• _WRITTEN EXERCISE_:
Gather up the lines with the word "Knopfzellenbatterie" in them.

• _SUPPLIED DATA_:
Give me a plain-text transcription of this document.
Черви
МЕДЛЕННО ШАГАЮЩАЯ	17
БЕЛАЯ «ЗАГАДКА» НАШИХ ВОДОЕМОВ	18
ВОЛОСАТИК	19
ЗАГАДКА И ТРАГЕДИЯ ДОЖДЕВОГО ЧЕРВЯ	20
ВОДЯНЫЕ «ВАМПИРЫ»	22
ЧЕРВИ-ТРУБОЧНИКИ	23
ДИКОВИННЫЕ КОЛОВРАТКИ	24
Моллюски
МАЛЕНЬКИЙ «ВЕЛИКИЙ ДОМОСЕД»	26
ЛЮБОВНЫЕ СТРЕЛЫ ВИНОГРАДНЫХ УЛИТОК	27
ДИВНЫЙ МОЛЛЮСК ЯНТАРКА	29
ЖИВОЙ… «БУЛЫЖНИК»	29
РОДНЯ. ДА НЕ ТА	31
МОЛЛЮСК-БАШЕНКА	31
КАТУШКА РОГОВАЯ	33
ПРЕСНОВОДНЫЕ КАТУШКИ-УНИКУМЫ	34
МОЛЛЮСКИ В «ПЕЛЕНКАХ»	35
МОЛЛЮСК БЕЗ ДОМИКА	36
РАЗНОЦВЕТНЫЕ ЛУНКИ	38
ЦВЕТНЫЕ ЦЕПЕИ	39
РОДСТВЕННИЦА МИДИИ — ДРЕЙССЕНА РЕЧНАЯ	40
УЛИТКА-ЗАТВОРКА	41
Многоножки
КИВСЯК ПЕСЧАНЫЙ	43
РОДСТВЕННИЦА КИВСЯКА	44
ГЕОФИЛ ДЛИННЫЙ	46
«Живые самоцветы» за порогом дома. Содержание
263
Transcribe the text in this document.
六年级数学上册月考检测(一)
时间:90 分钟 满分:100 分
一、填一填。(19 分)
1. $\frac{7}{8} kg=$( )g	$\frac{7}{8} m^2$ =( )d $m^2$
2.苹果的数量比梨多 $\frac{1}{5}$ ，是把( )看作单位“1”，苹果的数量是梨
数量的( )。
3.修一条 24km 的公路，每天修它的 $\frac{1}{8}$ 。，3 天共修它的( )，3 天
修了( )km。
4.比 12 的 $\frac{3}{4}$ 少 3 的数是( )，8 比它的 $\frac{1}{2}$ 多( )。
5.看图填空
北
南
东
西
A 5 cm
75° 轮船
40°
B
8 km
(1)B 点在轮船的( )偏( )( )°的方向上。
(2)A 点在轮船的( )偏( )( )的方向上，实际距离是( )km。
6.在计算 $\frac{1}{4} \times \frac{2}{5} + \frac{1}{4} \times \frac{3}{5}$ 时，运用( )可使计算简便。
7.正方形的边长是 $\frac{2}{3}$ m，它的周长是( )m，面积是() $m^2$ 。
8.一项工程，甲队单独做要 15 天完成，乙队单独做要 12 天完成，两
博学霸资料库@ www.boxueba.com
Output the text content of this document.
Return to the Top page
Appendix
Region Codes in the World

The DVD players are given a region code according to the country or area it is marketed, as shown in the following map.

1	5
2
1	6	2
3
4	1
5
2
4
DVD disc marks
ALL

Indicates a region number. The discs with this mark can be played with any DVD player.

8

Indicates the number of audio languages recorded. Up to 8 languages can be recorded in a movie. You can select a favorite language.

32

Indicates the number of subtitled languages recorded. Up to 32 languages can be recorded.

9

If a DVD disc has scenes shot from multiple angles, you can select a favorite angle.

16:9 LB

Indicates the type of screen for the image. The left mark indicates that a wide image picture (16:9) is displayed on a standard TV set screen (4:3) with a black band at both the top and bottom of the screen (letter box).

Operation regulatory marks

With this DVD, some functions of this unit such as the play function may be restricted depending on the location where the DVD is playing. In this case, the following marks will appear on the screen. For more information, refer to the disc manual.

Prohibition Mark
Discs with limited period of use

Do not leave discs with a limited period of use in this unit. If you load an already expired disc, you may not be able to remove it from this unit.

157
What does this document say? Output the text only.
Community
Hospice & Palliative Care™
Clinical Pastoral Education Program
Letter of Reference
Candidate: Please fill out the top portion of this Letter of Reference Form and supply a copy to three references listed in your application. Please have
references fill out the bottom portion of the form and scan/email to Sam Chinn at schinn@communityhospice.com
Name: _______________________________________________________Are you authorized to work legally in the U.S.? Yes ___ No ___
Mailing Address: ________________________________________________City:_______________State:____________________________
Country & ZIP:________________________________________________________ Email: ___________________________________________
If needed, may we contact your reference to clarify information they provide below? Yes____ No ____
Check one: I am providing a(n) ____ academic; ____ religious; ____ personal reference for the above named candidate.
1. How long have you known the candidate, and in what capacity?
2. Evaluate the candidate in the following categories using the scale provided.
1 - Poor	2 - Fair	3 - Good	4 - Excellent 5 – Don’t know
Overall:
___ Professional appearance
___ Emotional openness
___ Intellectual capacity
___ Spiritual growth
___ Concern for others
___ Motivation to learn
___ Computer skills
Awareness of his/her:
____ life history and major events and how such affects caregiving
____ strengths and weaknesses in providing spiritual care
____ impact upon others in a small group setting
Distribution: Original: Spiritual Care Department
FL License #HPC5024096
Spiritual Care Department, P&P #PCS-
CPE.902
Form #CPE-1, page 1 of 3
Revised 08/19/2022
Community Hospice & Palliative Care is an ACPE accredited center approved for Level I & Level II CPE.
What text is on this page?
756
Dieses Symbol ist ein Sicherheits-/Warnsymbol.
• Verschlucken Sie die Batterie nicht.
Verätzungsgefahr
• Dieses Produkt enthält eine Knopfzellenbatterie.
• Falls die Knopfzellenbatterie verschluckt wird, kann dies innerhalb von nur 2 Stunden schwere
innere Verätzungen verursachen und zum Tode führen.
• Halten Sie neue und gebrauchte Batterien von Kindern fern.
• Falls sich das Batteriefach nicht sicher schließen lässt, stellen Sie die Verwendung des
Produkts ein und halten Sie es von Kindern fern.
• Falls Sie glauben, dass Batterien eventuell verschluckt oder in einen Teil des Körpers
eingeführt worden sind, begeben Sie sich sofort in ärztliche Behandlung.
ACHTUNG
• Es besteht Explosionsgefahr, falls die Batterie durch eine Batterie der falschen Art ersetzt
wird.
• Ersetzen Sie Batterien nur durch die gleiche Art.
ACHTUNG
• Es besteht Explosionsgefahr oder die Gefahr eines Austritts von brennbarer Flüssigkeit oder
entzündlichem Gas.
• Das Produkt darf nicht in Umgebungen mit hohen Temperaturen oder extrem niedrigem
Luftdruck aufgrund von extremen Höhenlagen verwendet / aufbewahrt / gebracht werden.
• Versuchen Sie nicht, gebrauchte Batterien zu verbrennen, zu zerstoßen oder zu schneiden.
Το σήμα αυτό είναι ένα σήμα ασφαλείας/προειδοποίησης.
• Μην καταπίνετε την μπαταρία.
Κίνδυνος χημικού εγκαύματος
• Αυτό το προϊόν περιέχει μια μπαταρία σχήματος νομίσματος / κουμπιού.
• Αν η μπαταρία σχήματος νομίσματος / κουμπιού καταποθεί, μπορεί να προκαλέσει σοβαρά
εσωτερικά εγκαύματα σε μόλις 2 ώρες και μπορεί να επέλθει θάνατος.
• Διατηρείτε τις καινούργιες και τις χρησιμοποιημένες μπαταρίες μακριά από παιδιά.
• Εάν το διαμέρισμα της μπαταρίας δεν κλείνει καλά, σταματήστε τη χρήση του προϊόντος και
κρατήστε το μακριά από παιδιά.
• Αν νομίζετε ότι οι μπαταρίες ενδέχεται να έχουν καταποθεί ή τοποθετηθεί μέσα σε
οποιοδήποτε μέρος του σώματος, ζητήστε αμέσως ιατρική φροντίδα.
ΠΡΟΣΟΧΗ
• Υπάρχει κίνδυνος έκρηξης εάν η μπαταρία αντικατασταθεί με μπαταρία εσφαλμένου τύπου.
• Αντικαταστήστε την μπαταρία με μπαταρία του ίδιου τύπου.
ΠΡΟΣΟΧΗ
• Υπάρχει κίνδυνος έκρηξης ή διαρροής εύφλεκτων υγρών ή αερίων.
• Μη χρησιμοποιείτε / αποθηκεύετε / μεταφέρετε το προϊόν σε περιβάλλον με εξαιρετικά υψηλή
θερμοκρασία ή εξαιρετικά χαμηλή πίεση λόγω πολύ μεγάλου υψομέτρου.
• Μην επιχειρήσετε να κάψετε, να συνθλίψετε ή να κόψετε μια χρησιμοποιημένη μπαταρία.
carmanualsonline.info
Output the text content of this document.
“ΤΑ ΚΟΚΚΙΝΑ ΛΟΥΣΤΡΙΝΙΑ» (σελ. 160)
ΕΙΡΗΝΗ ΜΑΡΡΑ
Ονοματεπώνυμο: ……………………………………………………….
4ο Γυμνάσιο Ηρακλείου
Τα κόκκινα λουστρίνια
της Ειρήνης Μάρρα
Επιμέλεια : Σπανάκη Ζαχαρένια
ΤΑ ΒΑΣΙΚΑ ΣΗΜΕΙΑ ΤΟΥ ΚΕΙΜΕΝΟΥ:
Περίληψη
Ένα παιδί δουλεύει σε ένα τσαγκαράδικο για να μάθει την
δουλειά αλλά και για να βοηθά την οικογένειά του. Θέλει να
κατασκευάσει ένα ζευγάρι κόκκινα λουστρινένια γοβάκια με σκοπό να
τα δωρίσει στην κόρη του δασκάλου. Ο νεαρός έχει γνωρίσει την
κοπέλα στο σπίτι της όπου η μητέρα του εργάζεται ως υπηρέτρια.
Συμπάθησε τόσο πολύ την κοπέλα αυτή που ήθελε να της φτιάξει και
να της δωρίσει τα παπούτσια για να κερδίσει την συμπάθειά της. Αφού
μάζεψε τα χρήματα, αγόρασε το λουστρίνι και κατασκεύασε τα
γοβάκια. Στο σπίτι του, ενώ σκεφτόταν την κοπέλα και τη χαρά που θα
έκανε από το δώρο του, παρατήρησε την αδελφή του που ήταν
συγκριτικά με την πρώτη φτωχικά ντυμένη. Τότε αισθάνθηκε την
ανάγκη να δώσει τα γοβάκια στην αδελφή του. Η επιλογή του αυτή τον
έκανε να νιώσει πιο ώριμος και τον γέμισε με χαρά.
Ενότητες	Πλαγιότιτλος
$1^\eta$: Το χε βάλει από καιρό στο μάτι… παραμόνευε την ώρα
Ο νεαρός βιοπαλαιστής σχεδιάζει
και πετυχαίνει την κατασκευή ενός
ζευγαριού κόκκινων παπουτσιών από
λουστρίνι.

• _SOLUTION TO THIS PROBLEM_:
• Dieses Produkt enthält eine Knopfzellenbatterie.
• Falls die Knopfzellenbatterie verschluckt wird, kann dies innerhalb von nur 2 Stunden schwere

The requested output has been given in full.